Task to complete: Read the data and repeat all of it exactly.

Information provided:
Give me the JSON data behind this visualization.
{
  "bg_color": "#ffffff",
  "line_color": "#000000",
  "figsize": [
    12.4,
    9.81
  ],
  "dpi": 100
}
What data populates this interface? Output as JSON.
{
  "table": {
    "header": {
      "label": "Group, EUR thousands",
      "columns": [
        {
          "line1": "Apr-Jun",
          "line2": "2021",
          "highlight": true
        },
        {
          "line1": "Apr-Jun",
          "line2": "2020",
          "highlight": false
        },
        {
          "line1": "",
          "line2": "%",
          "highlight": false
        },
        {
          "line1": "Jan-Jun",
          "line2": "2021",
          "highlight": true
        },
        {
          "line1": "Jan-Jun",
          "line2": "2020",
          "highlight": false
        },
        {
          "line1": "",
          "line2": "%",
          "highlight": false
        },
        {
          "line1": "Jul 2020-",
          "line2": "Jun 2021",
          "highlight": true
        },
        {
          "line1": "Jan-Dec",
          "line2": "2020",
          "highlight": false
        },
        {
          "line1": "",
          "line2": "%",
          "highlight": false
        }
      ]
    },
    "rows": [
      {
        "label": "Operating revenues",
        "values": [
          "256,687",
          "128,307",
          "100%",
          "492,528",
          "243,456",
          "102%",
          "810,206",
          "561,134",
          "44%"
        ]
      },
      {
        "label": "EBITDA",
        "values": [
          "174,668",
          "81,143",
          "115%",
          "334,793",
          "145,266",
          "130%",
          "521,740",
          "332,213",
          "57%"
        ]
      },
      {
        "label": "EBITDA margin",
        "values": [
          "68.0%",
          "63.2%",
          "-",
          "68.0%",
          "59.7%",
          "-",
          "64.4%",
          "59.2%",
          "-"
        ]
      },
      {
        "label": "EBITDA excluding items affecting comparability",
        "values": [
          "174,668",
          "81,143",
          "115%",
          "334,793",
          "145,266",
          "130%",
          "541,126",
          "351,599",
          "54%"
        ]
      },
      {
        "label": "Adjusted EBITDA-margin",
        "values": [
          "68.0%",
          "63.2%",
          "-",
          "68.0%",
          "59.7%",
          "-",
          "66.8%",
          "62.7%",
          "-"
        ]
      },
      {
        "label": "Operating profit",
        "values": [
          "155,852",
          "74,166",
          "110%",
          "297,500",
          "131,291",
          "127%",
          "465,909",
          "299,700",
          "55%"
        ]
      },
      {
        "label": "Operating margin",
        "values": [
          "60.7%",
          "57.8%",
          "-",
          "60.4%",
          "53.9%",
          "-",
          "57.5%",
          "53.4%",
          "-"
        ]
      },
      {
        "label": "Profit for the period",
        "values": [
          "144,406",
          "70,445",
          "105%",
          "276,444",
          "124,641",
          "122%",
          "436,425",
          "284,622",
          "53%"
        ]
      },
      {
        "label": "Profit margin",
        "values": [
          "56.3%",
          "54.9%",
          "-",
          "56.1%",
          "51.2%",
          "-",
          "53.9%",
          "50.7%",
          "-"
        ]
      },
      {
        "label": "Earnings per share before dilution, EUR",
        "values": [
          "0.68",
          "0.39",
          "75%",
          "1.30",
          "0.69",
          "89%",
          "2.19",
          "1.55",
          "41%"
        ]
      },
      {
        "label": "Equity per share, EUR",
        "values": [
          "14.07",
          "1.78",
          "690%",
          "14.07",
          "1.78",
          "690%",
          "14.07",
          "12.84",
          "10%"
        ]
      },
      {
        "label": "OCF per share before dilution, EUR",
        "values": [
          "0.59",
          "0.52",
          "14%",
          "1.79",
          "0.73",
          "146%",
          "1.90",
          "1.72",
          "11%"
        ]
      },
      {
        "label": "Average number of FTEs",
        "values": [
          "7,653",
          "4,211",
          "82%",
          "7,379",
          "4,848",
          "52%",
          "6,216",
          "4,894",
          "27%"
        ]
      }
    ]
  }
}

Result:
Give me the JSON data behind this visualization.
{
  "bg_color": "#ffffff",
  "line_color": "#000000",
  "figsize": [
    12.4,
    9.81
  ],
  "dpi": 100
}
What data populates this interface? Output as JSON.
{
  "table": {
    "header": {
      "label": "Group, EUR thousands",
      "columns": [
        {
          "line1": "Apr-Jun",
          "line2": "2021",
          "highlight": true
        },
        {
          "line1": "Apr-Jun",
          "line2": "2020",
          "highlight": false
        },
        {
          "line1": "",
          "line2": "%",
          "highlight": false
        },
        {
          "line1": "Jan-Jun",
          "line2": "2021",
          "highlight": true
        },
        {
          "line1": "Jan-Jun",
          "line2": "2020",
          "highlight": false
        },
        {
          "line1": "",
          "line2": "%",
          "highlight": false
        },
        {
          "line1": "Jul 2020-",
          "line2": "Jun 2021",
          "highlight": true
        },
        {
          "line1": "Jan-Dec",
          "line2": "2020",
          "highlight": false
        },
        {
          "line1": "",
          "line2": "%",
          "highlight": false
        }
      ]
    },
    "rows": [
      {
        "label": "Operating revenues",
        "values": [
          "256,687",
          "128,307",
          "100%",
          "492,528",
          "243,456",
          "102%",
          "810,206",
          "561,134",
          "44%"
        ]
      },
      {
        "label": "EBITDA",
        "values": [
          "174,668",
          "81,143",
          "115%",
          "334,793",
          "145,266",
          "130%",
          "521,740",
          "332,213",
          "57%"
        ]
      },
      {
        "label": "EBITDA margin",
        "values": [
          "68.0%",
          "63.2%",
          "-",
          "68.0%",
          "59.7%",
          "-",
          "64.4%",
          "59.2%",
          "-"
        ]
      },
      {
        "label": "EBITDA excluding items affecting comparability",
        "values": [
          "174,668",
          "81,143",
          "115%",
          "334,793",
          "145,266",
          "130%",
          "541,126",
          "351,599",
          "54%"
        ]
      },
      {
        "label": "Adjusted EBITDA-margin",
        "values": [
          "68.0%",
          "63.2%",
          "-",
          "68.0%",
          "59.7%",
          "-",
          "66.8%",
          "62.7%",
          "-"
        ]
      },
      {
        "label": "Operating profit",
        "values": [
          "155,852",
          "74,166",
          "110%",
          "297,500",
          "131,291",
          "127%",
          "465,909",
          "299,700",
          "55%"
        ]
      },
      {
        "label": "Operating margin",
        "values": [
          "60.7%",
          "57.8%",
          "-",
          "60.4%",
          "53.9%",
          "-",
          "57.5%",
          "53.4%",
          "-"
        ]
      },
      {
        "label": "Profit for the period",
        "values": [
          "144,406",
          "70,445",
          "105%",
          "276,444",
          "124,641",
          "122%",
          "436,425",
          "284,622",
          "53%"
        ]
      },
      {
        "label": "Profit margin",
        "values": [
          "56.3%",
          "54.9%",
          "-",
          "56.1%",
          "51.2%",
          "-",
          "53.9%",
          "50.7%",
          "-"
        ]
      },
      {
        "label": "Earnings per share before dilution, EUR",
        "values": [
          "0.68",
          "0.39",
          "75%",
          "1.30",
          "0.69",
          "89%",
          "2.19",
          "1.55",
          "41%"
        ]
      },
      {
        "label": "Equity per share, EUR",
        "values": [
          "14.07",
          "1.78",
          "690%",
          "14.07",
          "1.78",
          "690%",
          "14.07",
          "12.84",
          "10%"
        ]
      },
      {
        "label": "OCF per share before dilution, EUR",
        "values": [
          "0.59",
          "0.52",
          "14%",
          "1.79",
          "0.73",
          "146%",
          "1.90",
          "1.72",
          "11%"
        ]
      },
      {
        "label": "Average number of FTEs",
        "values": [
          "7,653",
          "4,211",
          "82%",
          "7,379",
          "4,848",
          "52%",
          "6,216",
          "4,894",
          "27%"
        ]
      }
    ]
  }
}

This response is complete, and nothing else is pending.